SHORT TASK: Where does the string "Algorithm" appear in the records? Copy every line that contains it.

RAW RECORDS:
==================================================
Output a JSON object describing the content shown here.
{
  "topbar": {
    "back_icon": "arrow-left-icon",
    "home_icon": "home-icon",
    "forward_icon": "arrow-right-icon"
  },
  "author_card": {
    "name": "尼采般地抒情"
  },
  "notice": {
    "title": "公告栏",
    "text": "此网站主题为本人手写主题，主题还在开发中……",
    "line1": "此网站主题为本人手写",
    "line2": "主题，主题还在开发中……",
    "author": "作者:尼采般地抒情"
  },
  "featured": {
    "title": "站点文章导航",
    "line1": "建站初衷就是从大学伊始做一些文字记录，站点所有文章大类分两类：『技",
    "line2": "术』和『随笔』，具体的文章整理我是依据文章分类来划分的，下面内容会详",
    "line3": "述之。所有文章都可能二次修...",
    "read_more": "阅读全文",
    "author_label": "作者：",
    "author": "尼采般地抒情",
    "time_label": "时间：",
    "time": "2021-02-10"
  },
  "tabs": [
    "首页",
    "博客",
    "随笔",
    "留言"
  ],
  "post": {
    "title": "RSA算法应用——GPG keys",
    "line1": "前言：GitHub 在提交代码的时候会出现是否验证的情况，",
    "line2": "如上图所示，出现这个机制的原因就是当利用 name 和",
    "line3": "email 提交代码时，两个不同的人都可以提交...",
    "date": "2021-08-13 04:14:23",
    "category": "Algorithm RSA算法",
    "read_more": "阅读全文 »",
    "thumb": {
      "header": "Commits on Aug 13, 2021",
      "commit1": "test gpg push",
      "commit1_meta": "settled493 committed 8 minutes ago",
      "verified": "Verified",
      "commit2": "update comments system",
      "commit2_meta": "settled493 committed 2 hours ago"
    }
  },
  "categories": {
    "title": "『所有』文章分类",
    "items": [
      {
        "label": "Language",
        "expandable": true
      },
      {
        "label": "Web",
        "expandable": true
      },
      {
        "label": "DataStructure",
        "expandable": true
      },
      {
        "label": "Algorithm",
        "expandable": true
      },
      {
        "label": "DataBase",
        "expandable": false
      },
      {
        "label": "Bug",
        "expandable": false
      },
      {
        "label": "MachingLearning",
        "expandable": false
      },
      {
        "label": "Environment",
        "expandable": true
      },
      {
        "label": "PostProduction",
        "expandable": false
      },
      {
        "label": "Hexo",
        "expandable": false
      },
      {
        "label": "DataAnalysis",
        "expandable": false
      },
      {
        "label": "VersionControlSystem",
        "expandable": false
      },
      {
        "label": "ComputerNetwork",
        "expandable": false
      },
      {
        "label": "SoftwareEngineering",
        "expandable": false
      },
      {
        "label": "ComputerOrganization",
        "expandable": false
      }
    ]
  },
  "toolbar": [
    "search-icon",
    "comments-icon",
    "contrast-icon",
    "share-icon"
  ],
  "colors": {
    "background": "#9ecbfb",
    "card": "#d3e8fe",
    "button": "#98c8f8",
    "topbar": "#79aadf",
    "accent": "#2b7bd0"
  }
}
==================================================
OUTPUT FOR THIS TASK:
    "category": "Algorithm RSA算法",
        "label": "Algorithm",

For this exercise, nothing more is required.